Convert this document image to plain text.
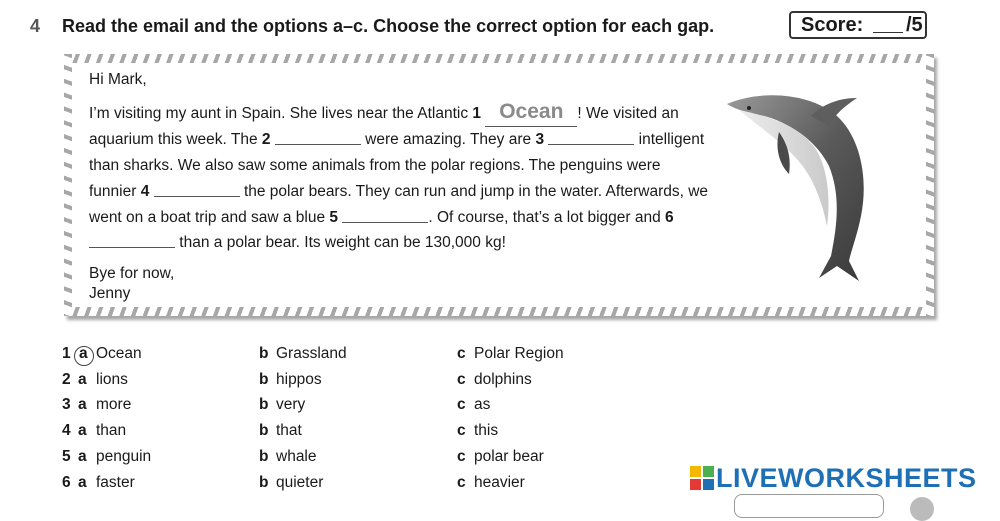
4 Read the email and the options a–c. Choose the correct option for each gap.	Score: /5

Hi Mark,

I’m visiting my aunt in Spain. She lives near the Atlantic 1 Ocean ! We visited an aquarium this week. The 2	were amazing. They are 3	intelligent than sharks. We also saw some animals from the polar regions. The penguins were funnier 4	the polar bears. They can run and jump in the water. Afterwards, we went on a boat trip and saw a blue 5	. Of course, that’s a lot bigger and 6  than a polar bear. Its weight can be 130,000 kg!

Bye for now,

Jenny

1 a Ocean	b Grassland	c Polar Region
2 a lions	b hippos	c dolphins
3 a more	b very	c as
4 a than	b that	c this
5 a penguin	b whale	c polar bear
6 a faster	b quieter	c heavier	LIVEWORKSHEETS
§ §
* REQUIREMENTS *
Would you mind returning each entry above word for word, skipping the images?

* WRITTEN SOLUTION *
Convert this document image to plain text.
4 Read the email and the options a–c. Choose the correct option for each gap.	Score: /5

Hi Mark,

I’m visiting my aunt in Spain. She lives near the Atlantic 1 Ocean ! We visited an aquarium this week. The 2	were amazing. They are 3	intelligent than sharks. We also saw some animals from the polar regions. The penguins were funnier 4	the polar bears. They can run and jump in the water. Afterwards, we went on a boat trip and saw a blue 5	. Of course, that’s a lot bigger and 6  than a polar bear. Its weight can be 130,000 kg!

Bye for now,

Jenny

1 a Ocean	b Grassland	c Polar Region
2 a lions	b hippos	c dolphins
3 a more	b very	c as
4 a than	b that	c this
5 a penguin	b whale	c polar bear
6 a faster	b quieter	c heavier	LIVEWORKSHEETS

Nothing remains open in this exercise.